====== Dataset extract ======
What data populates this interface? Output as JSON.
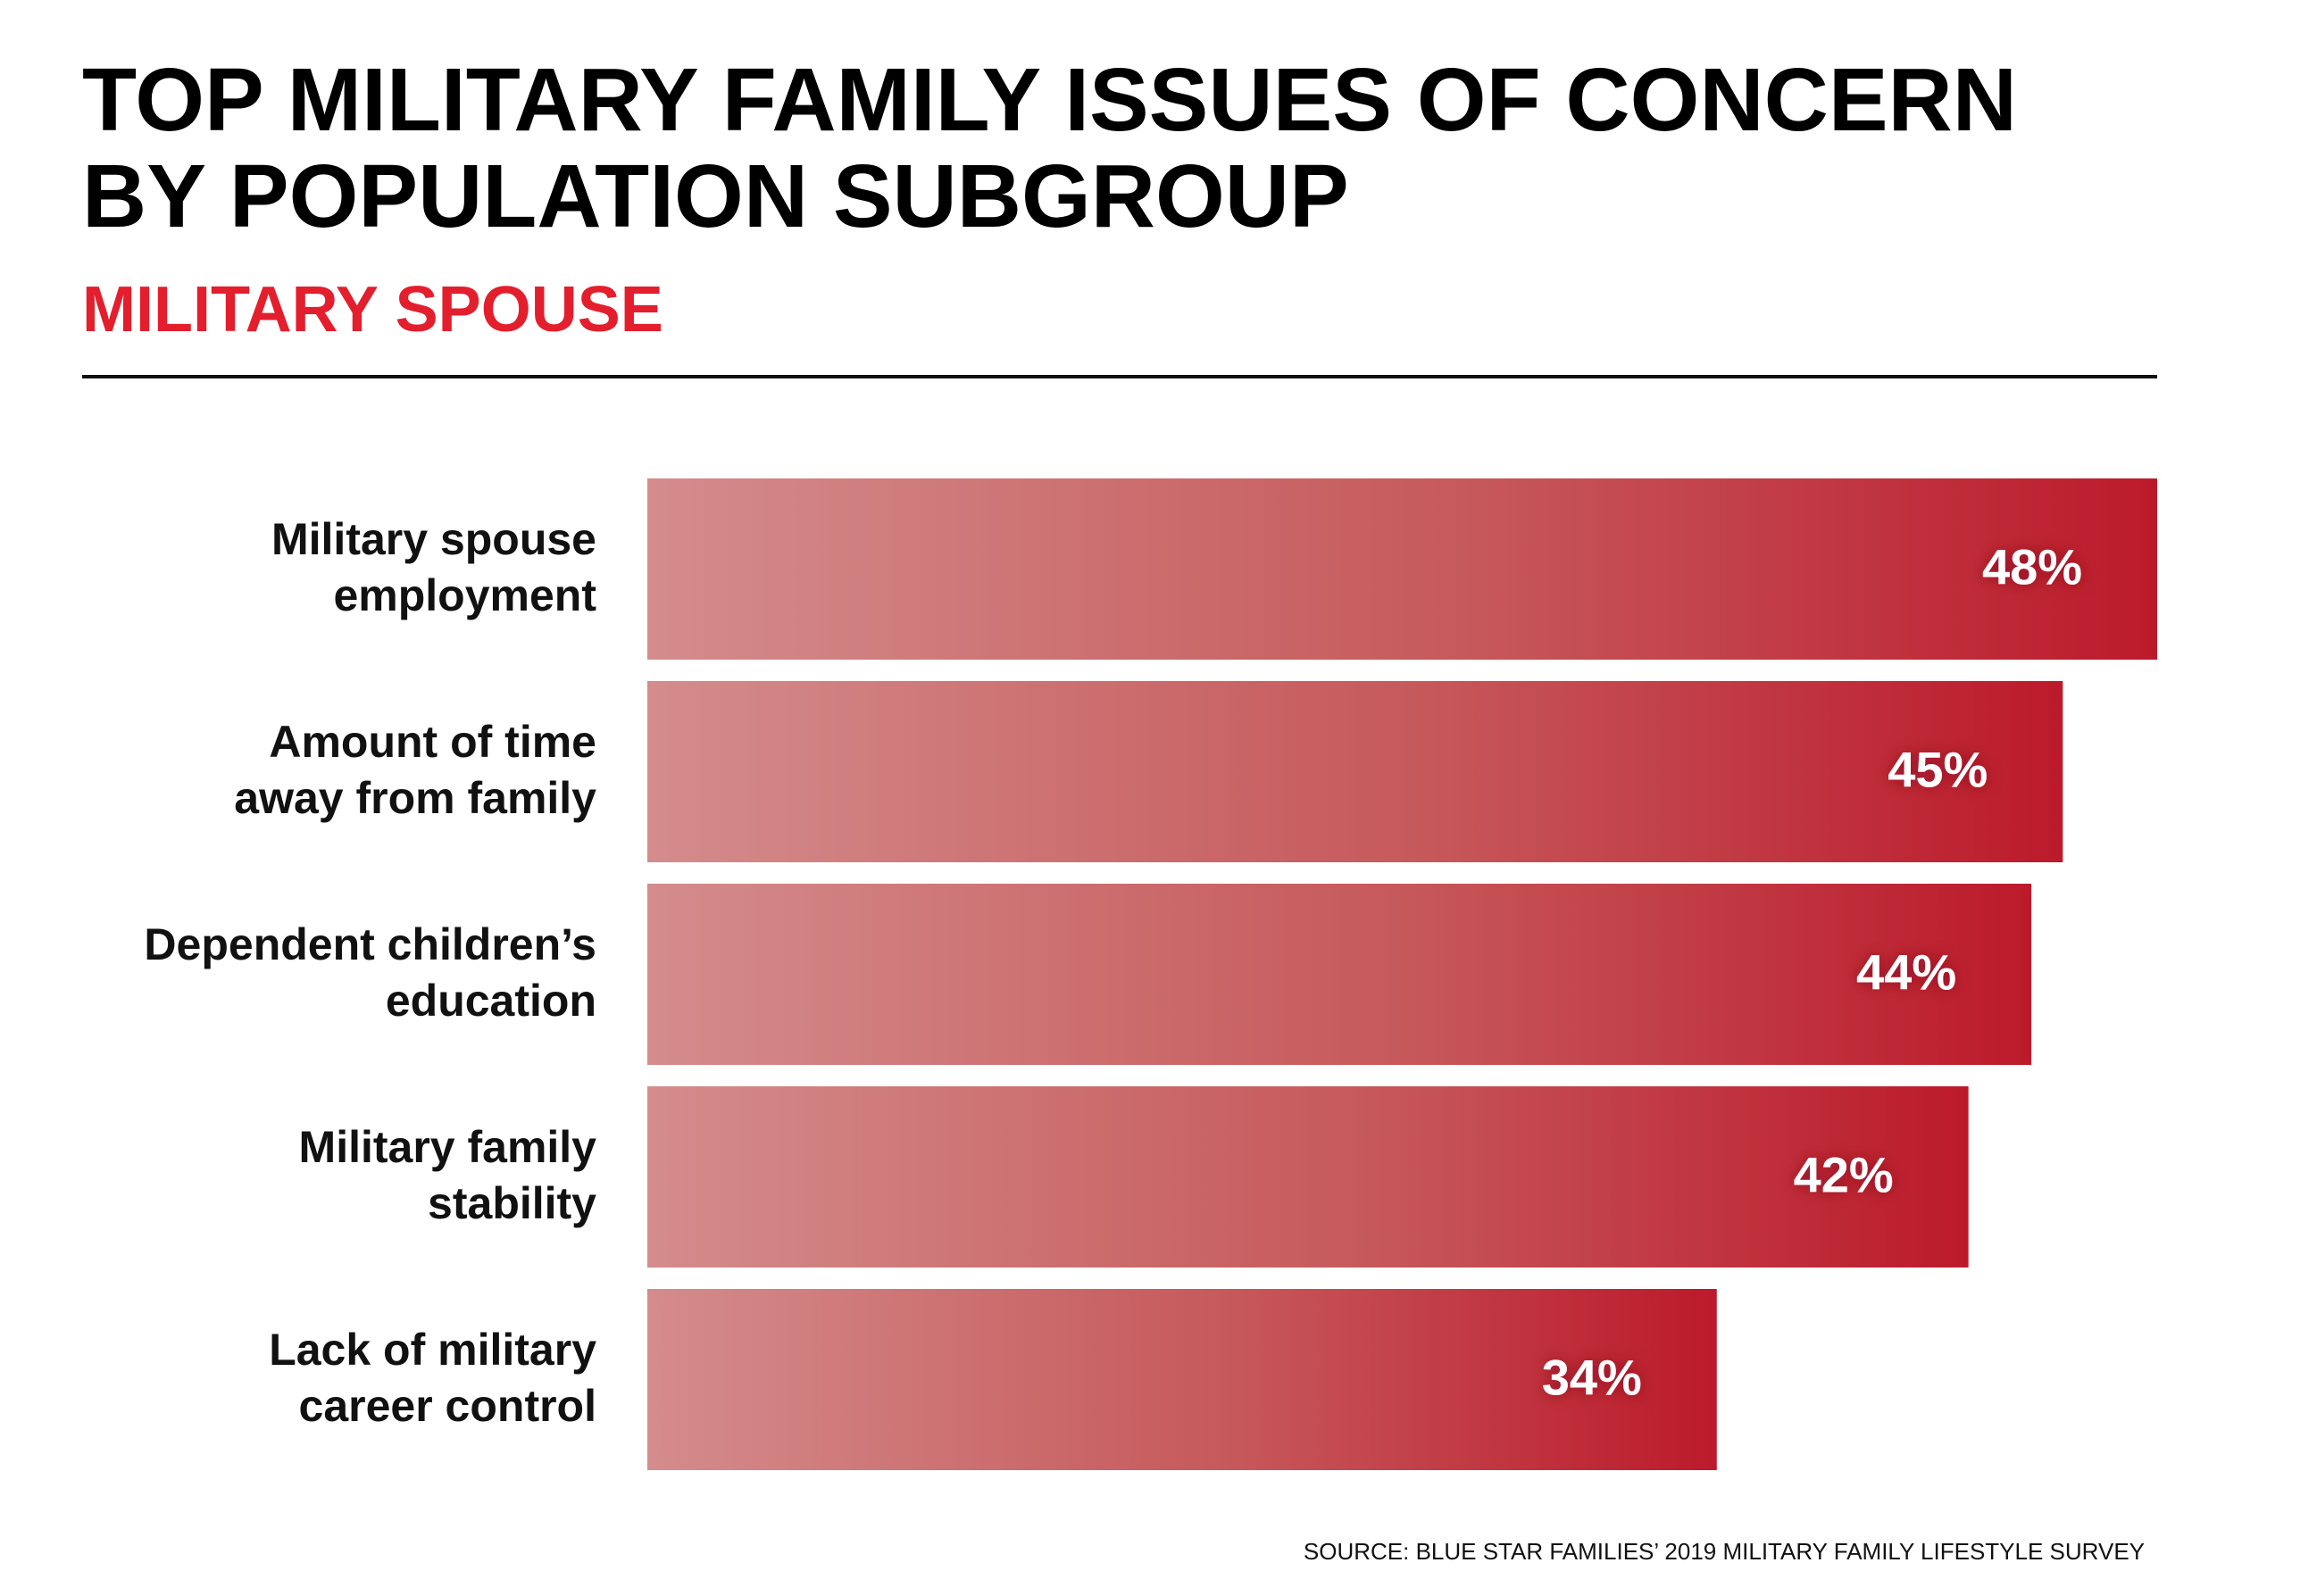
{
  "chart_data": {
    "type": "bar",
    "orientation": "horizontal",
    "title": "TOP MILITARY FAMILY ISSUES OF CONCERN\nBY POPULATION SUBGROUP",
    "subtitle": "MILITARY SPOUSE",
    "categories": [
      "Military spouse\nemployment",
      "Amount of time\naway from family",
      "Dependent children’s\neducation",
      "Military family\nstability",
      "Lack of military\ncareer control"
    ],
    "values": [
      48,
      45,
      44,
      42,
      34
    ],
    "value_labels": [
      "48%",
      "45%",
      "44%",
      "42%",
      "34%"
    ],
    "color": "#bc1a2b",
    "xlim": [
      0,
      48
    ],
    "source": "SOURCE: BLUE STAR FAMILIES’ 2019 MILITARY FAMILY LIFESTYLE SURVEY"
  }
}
======
* Instructions for the task
Write out all the entries again, word for word, and print no images.

* Exercise solution
What data populates this interface? Output as JSON.
{
  "chart_data": {
    "type": "bar",
    "orientation": "horizontal",
    "title": "TOP MILITARY FAMILY ISSUES OF CONCERN\nBY POPULATION SUBGROUP",
    "subtitle": "MILITARY SPOUSE",
    "categories": [
      "Military spouse\nemployment",
      "Amount of time\naway from family",
      "Dependent children’s\neducation",
      "Military family\nstability",
      "Lack of military\ncareer control"
    ],
    "values": [
      48,
      45,
      44,
      42,
      34
    ],
    "value_labels": [
      "48%",
      "45%",
      "44%",
      "42%",
      "34%"
    ],
    "color": "#bc1a2b",
    "xlim": [
      0,
      48
    ],
    "source": "SOURCE: BLUE STAR FAMILIES’ 2019 MILITARY FAMILY LIFESTYLE SURVEY"
  }
}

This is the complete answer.